> _AIM OF THE TASK_:
Take the listing and print it in full, exactly as given.

Saved entries

--- begin ---

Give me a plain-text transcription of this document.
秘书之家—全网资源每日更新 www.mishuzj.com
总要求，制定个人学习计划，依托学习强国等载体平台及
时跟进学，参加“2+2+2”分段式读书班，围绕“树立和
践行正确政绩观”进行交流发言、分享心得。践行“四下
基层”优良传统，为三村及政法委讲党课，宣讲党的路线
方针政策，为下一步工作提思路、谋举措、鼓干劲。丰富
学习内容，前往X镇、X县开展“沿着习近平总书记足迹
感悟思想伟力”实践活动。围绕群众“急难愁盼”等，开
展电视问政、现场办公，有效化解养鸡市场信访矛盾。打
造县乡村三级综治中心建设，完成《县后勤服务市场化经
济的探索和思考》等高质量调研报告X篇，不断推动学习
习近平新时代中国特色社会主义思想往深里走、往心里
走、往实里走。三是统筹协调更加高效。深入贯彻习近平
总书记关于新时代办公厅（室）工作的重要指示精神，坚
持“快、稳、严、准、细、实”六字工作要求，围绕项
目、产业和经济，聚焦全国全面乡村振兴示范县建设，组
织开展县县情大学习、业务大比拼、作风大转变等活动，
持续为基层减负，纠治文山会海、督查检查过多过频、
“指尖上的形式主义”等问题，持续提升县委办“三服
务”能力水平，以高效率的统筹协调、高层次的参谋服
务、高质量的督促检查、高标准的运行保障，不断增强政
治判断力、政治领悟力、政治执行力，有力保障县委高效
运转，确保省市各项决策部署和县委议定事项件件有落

--- end ---

> _FULL RESPONSE_:
Give me a plain-text transcription of this document.
秘书之家—全网资源每日更新 www.mishuzj.com
总要求，制定个人学习计划，依托学习强国等载体平台及
时跟进学，参加“2+2+2”分段式读书班，围绕“树立和
践行正确政绩观”进行交流发言、分享心得。践行“四下
基层”优良传统，为三村及政法委讲党课，宣讲党的路线
方针政策，为下一步工作提思路、谋举措、鼓干劲。丰富
学习内容，前往X镇、X县开展“沿着习近平总书记足迹
感悟思想伟力”实践活动。围绕群众“急难愁盼”等，开
展电视问政、现场办公，有效化解养鸡市场信访矛盾。打
造县乡村三级综治中心建设，完成《县后勤服务市场化经
济的探索和思考》等高质量调研报告X篇，不断推动学习
习近平新时代中国特色社会主义思想往深里走、往心里
走、往实里走。三是统筹协调更加高效。深入贯彻习近平
总书记关于新时代办公厅（室）工作的重要指示精神，坚
持“快、稳、严、准、细、实”六字工作要求，围绕项
目、产业和经济，聚焦全国全面乡村振兴示范县建设，组
织开展县县情大学习、业务大比拼、作风大转变等活动，
持续为基层减负，纠治文山会海、督查检查过多过频、
“指尖上的形式主义”等问题，持续提升县委办“三服
务”能力水平，以高效率的统筹协调、高层次的参谋服
务、高质量的督促检查、高标准的运行保障，不断增强政
治判断力、政治领悟力、政治执行力，有力保障县委高效
运转，确保省市各项决策部署和县委议定事项件件有落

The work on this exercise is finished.